**Exercise:**
Work out how many lines of the listing hold "number", then state only that count.

**Given entries:**
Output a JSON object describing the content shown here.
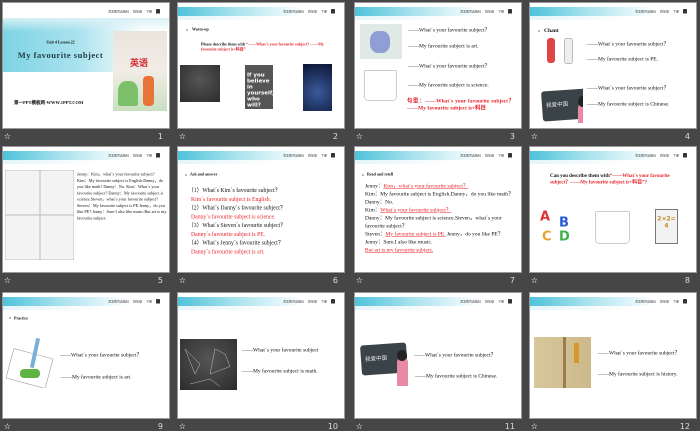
{
  "slide_header": {
    "publisher": "河北教育出版社",
    "grade": "四年级",
    "term": "下册"
  },
  "slides": [
    {
      "number": "1",
      "unit": "Unit 4 Lesson 22",
      "title": "My favourite subject",
      "book_title": "英语",
      "watermark": "第一PPT模板网-WWW.1PPT.COM"
    },
    {
      "number": "2",
      "heading": "Warm-up",
      "prompt": "Please describe them with",
      "prompt_red": "“——What´s your favourite subject? ——My favourite subject is+科目”",
      "poster_text": "If you believe in yourself, who will?"
    },
    {
      "number": "3",
      "lines": [
        "——What´s your favourite subject？",
        "——My favourite subject is art.",
        "——What´s your favourite subject？",
        "——My favourite subject is science."
      ],
      "pattern": "句型：——What´s your favourite subject？——My favourite subject is+科目"
    },
    {
      "number": "4",
      "heading": "Chant",
      "lines": [
        "——What´s your favourite subject？",
        "——My favourite subject is PE.",
        "——What´s your favourite subject？",
        "——My favourite subject is Chinese."
      ],
      "board_text": "我爱中国"
    },
    {
      "number": "5",
      "dialogue": [
        "Jenny：Kim，what´s your favourite subject?",
        "Kim：My favourite subject is English.Danny，do you like math?",
        "Danny：No.",
        "Kim：What´s your favourite subject?",
        "Danny：My favourite subject is science.Steven，what´s your favourite subject?",
        "Steven：My favourite subject is PE.Jenny，do you like PE?",
        "Jenny：Sure.I also like music.But art is my favourite subject."
      ]
    },
    {
      "number": "6",
      "heading": "Ask and answer",
      "qa": [
        {
          "q": "（1）What´s Kim´s favourite subject？",
          "a": "Kim´s favourite subject is English."
        },
        {
          "q": "（2）What´s Danny´s favourite subject？",
          "a": "Danny´s favourite subject is science."
        },
        {
          "q": "（3）What´s Steven´s favourite subject？",
          "a": "Danny´s favourite subject is PE."
        },
        {
          "q": "（4）What´s Jenny´s favourite subject？",
          "a": "Danny´s favourite subject is art."
        }
      ]
    },
    {
      "number": "7",
      "heading": "Read and retell",
      "lines": [
        {
          "pre": "Jenny：",
          "ans": "Kim，what´s your favourite subject？",
          "post": ""
        },
        {
          "pre": "Kim：My favourite subject is English.Danny，do you like math？",
          "ans": "",
          "post": ""
        },
        {
          "pre": "Danny：No.",
          "ans": "",
          "post": ""
        },
        {
          "pre": "Kim：",
          "ans": "What´s your favourite subject？",
          "post": ""
        },
        {
          "pre": "Danny：My favourite subject is science.Steven，what´s your favourite subject？",
          "ans": "",
          "post": ""
        },
        {
          "pre": "Steven：",
          "ans": "My favourite subject is PE.",
          "post": " Jenny，do you like PE？"
        },
        {
          "pre": "Jenny：Sure.I also like music.",
          "ans": "",
          "post": ""
        },
        {
          "pre": "",
          "ans": "But art is my favourite subject.",
          "post": ""
        }
      ]
    },
    {
      "number": "8",
      "prompt": "Can you describe them with",
      "prompt_red": "“——What´s your favourite subject？——My favourite subject is+科目”?",
      "math_text": "2×2=4"
    },
    {
      "number": "9",
      "heading": "Practice",
      "lines": [
        "——What´s your favourite subject？",
        "——My favourite subject is art."
      ]
    },
    {
      "number": "10",
      "lines": [
        "——What´s your favourite subject",
        "——My favourite subject is math."
      ]
    },
    {
      "number": "11",
      "lines": [
        "——What´s your favourite subject？",
        "——My favourite subject is Chinese."
      ]
    },
    {
      "number": "12",
      "lines": [
        "——What´s your favourite subject？",
        "——My favourite subject is history."
      ]
    }
  ]
}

**Task output:**
12